Structured figure records
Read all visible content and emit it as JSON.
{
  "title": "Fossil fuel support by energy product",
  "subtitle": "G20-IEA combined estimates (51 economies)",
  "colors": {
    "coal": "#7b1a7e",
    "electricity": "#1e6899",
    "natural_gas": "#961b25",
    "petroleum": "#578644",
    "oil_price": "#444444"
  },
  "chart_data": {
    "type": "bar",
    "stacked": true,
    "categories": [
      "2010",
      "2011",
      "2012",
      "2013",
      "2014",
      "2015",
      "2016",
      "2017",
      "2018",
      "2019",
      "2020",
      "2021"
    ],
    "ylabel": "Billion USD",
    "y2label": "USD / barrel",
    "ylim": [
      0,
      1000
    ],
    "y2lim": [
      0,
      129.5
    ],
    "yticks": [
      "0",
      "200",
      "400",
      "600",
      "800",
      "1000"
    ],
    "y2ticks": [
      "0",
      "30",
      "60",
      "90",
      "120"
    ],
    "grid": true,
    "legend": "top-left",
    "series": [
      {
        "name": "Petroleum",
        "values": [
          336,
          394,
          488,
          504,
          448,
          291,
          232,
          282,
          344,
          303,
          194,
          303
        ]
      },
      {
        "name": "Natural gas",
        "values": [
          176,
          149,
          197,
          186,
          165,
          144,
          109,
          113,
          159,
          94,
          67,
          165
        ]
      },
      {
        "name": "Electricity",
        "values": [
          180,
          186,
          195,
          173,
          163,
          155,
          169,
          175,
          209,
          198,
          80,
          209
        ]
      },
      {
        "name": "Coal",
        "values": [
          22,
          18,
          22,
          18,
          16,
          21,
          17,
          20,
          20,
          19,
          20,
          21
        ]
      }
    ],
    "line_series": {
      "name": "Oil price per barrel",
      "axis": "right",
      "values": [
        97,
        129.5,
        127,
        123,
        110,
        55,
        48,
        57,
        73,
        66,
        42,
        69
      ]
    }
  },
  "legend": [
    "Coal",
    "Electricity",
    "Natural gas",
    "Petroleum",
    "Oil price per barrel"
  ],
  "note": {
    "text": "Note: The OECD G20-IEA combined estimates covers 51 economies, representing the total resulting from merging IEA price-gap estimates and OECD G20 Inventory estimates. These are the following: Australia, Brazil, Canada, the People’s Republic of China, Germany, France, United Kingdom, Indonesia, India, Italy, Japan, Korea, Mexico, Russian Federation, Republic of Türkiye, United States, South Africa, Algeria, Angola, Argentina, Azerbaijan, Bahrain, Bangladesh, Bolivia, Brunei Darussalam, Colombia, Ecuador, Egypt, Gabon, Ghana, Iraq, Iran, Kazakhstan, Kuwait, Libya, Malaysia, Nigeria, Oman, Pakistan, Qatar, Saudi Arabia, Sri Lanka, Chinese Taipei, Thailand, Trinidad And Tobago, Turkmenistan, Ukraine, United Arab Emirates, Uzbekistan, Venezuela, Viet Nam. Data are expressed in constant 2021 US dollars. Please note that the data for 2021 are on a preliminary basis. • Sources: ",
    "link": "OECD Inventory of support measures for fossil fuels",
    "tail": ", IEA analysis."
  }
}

**Exercise**
Among the lines of the material, find those that hold the word "barrel" and copy them.

**The response**
    "y2label": "USD / barrel",
      "name": "Oil price per barrel",
    "Oil price per barrel"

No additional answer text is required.